What you will do: Which lines in the records below contain the word "with"? Copy each one out.

>> Start Given data

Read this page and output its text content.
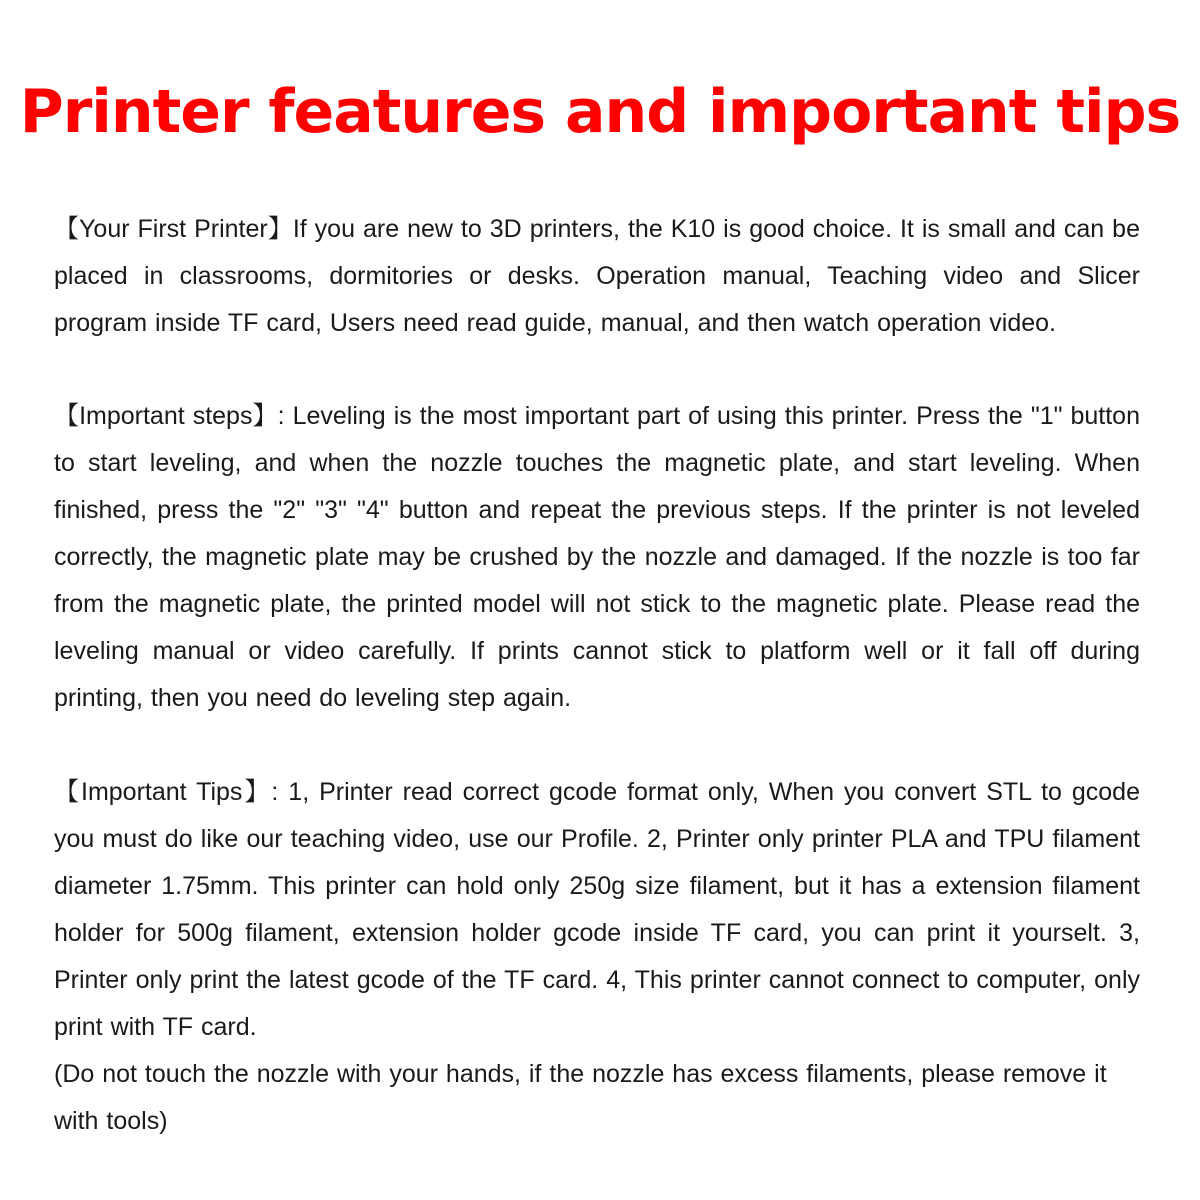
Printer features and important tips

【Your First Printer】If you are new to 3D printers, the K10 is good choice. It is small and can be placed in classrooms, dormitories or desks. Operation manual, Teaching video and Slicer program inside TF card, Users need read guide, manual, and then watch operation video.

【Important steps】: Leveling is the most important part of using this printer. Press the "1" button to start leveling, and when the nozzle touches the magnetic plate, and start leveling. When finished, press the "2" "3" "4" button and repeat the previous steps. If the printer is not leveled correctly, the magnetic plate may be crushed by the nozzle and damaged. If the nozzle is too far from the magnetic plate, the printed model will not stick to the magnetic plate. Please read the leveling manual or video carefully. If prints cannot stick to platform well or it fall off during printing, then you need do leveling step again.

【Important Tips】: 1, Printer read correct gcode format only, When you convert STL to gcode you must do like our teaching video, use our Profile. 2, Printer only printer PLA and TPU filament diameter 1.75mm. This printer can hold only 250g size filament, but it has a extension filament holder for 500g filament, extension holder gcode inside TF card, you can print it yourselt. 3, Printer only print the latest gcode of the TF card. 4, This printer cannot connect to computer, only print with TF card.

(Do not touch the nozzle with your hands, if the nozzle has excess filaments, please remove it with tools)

>> End Given data

Completed exercise:
【Important Tips】: 1, Printer read correct gcode format only, When you convert STL to gcode you must do like our teaching video, use our Profile. 2, Printer only printer PLA and TPU filament diameter 1.75mm. This printer can hold only 250g size filament, but it has a extension filament holder for 500g filament, extension holder gcode inside TF card, you can print it yourselt. 3, Printer only print the latest gcode of the TF card. 4, This printer cannot connect to computer, only print with TF card.
(Do not touch the nozzle with your hands, if the nozzle has excess filaments, please remove it with tools)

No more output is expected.